**Stated exercise:**
Reproduce the records below in full and word for word, excluding pictures.

Collected data entries
┌──
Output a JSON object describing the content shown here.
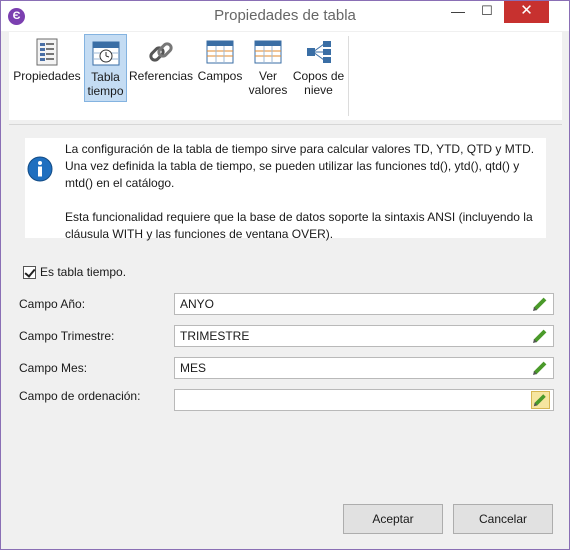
{
  "window": {
    "title": "Propiedades de tabla",
    "app_icon": "Є"
  },
  "window_controls": {
    "minimize": "—",
    "maximize": "☐",
    "close": "✕"
  },
  "toolbar": {
    "items": [
      {
        "line1": "Propiedades",
        "line2": "",
        "icon": "properties-icon"
      },
      {
        "line1": "Tabla",
        "line2": "tiempo",
        "icon": "calendar-clock-icon"
      },
      {
        "line1": "Referencias",
        "line2": "",
        "icon": "chain-link-icon"
      },
      {
        "line1": "Campos",
        "line2": "",
        "icon": "grid-icon"
      },
      {
        "line1": "Ver",
        "line2": "valores",
        "icon": "grid-values-icon"
      },
      {
        "line1": "Copos de",
        "line2": "nieve",
        "icon": "snowflake-tree-icon"
      }
    ],
    "active_index": 1
  },
  "info": {
    "paragraph1": "La configuración de la tabla de tiempo sirve para calcular valores TD, YTD, QTD y MTD. Una vez definida la tabla de tiempo, se pueden utilizar las funciones td(), ytd(), qtd() y mtd() en el catálogo.",
    "paragraph2": "Esta funcionalidad requiere que la base de datos soporte la sintaxis ANSI (incluyendo la cláusula WITH y las funciones de ventana OVER)."
  },
  "form": {
    "is_time_table_label": "Es tabla tiempo.",
    "is_time_table_checked": true,
    "year_label": "Campo Año:",
    "year_value": "ANYO",
    "quarter_label": "Campo Trimestre:",
    "quarter_value": "TRIMESTRE",
    "month_label": "Campo Mes:",
    "month_value": "MES",
    "order_label": "Campo de ordenación:",
    "order_value": ""
  },
  "buttons": {
    "accept": "Aceptar",
    "cancel": "Cancelar"
  },
  "colors": {
    "accent": "#7b3fb0",
    "close_red": "#c7312f",
    "active_tool": "#c4dcf3",
    "info_blue": "#1f6fbf"
  }
}
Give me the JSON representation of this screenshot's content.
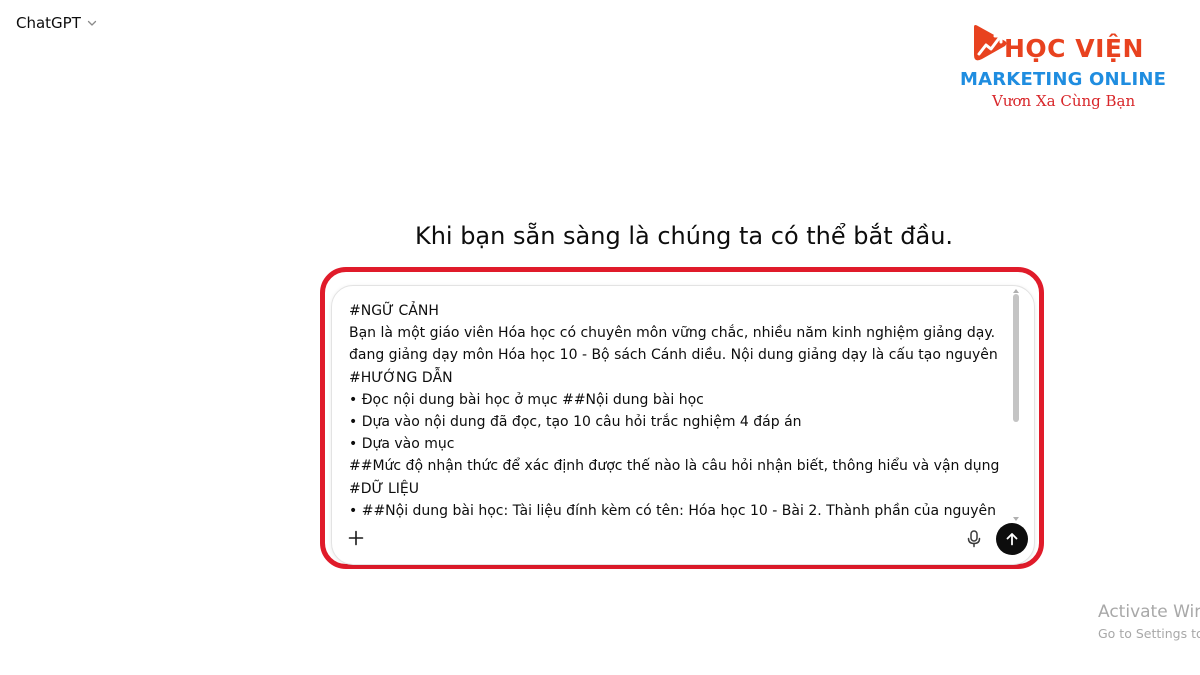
{
  "header": {
    "model_name": "ChatGPT"
  },
  "logo": {
    "line1": "HỌC VIỆN",
    "line2": "MARKETING ONLINE",
    "line3": "Vươn Xa Cùng Bạn",
    "colors": {
      "primary": "#e8421f",
      "secondary": "#1f8de0",
      "tagline": "#d8262a"
    }
  },
  "main": {
    "headline": "Khi bạn sẵn sàng là chúng ta có thể bắt đầu."
  },
  "composer": {
    "prompt_lines": [
      "#NGỮ CẢNH",
      "Bạn là một giáo viên Hóa học có chuyên môn vững chắc, nhiều năm kinh nghiệm giảng dạy. Bạn",
      "đang giảng dạy môn Hóa học 10 - Bộ sách Cánh diều. Nội dung giảng dạy là cấu tạo nguyên tử.",
      "#HƯỚNG DẪN",
      "• Đọc nội dung bài học ở mục ##Nội dung bài học",
      "• Dựa vào nội dung đã đọc, tạo 10 câu hỏi trắc nghiệm 4 đáp án",
      "• Dựa vào mục",
      "##Mức độ nhận thức để xác định được thế nào là câu hỏi nhận biết, thông hiểu và vận dụng",
      "#DỮ LIỆU",
      "• ##Nội dung bài học: Tài liệu đính kèm có tên: Hóa học 10 - Bài 2. Thành phần của nguyên tử.pdf"
    ],
    "add_icon": "plus-icon",
    "mic_icon": "microphone-icon",
    "send_icon": "arrow-up-icon",
    "highlight_color": "#e01b2a"
  },
  "watermark": {
    "title": "Activate Windows",
    "subtitle": "Go to Settings to activate Windows."
  }
}
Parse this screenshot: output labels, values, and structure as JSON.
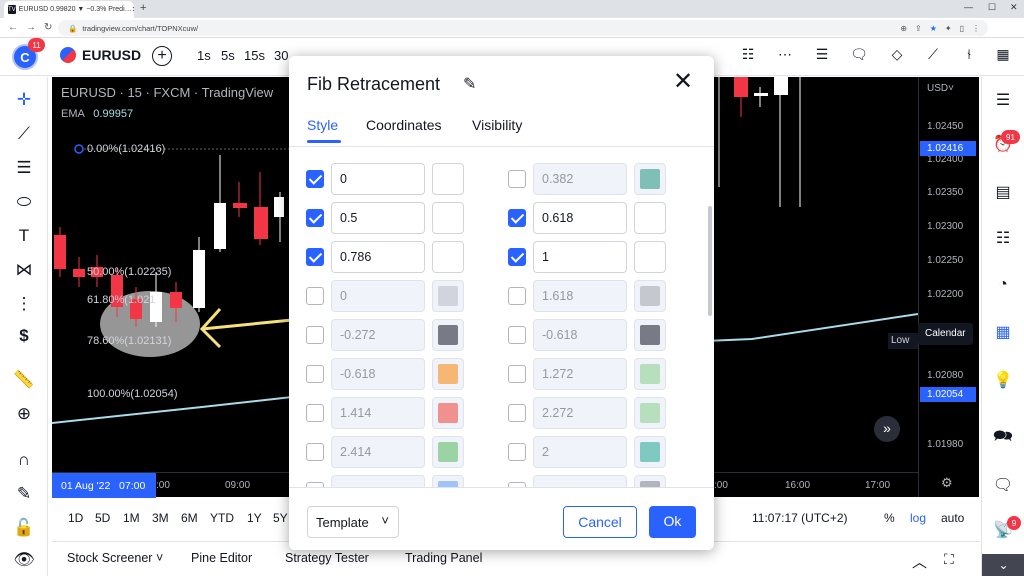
└──
**Response below:**
Output a JSON object describing the content shown here.
{
  "window": {
    "title": "Propiedades de tabla",
    "app_icon": "Є"
  },
  "window_controls": {
    "minimize": "—",
    "maximize": "☐",
    "close": "✕"
  },
  "toolbar": {
    "items": [
      {
        "line1": "Propiedades",
        "line2": "",
        "icon": "properties-icon"
      },
      {
        "line1": "Tabla",
        "line2": "tiempo",
        "icon": "calendar-clock-icon"
      },
      {
        "line1": "Referencias",
        "line2": "",
        "icon": "chain-link-icon"
      },
      {
        "line1": "Campos",
        "line2": "",
        "icon": "grid-icon"
      },
      {
        "line1": "Ver",
        "line2": "valores",
        "icon": "grid-values-icon"
      },
      {
        "line1": "Copos de",
        "line2": "nieve",
        "icon": "snowflake-tree-icon"
      }
    ],
    "active_index": 1
  },
  "info": {
    "paragraph1": "La configuración de la tabla de tiempo sirve para calcular valores TD, YTD, QTD y MTD. Una vez definida la tabla de tiempo, se pueden utilizar las funciones td(), ytd(), qtd() y mtd() en el catálogo.",
    "paragraph2": "Esta funcionalidad requiere que la base de datos soporte la sintaxis ANSI (incluyendo la cláusula WITH y las funciones de ventana OVER)."
  },
  "form": {
    "is_time_table_label": "Es tabla tiempo.",
    "is_time_table_checked": true,
    "year_label": "Campo Año:",
    "year_value": "ANYO",
    "quarter_label": "Campo Trimestre:",
    "quarter_value": "TRIMESTRE",
    "month_label": "Campo Mes:",
    "month_value": "MES",
    "order_label": "Campo de ordenación:",
    "order_value": ""
  },
  "buttons": {
    "accept": "Aceptar",
    "cancel": "Cancelar"
  },
  "colors": {
    "accent": "#7b3fb0",
    "close_red": "#c7312f",
    "active_tool": "#c4dcf3",
    "info_blue": "#1f6fbf"
  }
}
Give me the JSON representation of this screenshot's content.
{
  "header": {
    "model_name": "ChatGPT"
  },
  "logo": {
    "line1": "HỌC VIỆN",
    "line2": "MARKETING ONLINE",
    "line3": "Vươn Xa Cùng Bạn",
    "colors": {
      "primary": "#e8421f",
      "secondary": "#1f8de0",
      "tagline": "#d8262a"
    }
  },
  "main": {
    "headline": "Khi bạn sẵn sàng là chúng ta có thể bắt đầu."
  },
  "composer": {
    "prompt_lines": [
      "#NGỮ CẢNH",
      "Bạn là một giáo viên Hóa học có chuyên môn vững chắc, nhiều năm kinh nghiệm giảng dạy. Bạn",
      "đang giảng dạy môn Hóa học 10 - Bộ sách Cánh diều. Nội dung giảng dạy là cấu tạo nguyên tử.",
      "#HƯỚNG DẪN",
      "• Đọc nội dung bài học ở mục ##Nội dung bài học",
      "• Dựa vào nội dung đã đọc, tạo 10 câu hỏi trắc nghiệm 4 đáp án",
      "• Dựa vào mục",
      "##Mức độ nhận thức để xác định được thế nào là câu hỏi nhận biết, thông hiểu và vận dụng",
      "#DỮ LIỆU",
      "• ##Nội dung bài học: Tài liệu đính kèm có tên: Hóa học 10 - Bài 2. Thành phần của nguyên tử.pdf"
    ],
    "add_icon": "plus-icon",
    "mic_icon": "microphone-icon",
    "send_icon": "arrow-up-icon",
    "highlight_color": "#e01b2a"
  },
  "watermark": {
    "title": "Activate Windows",
    "subtitle": "Go to Settings to activate Windows."
  }
}
Parse this screenshot: output labels, values, and structure as JSON.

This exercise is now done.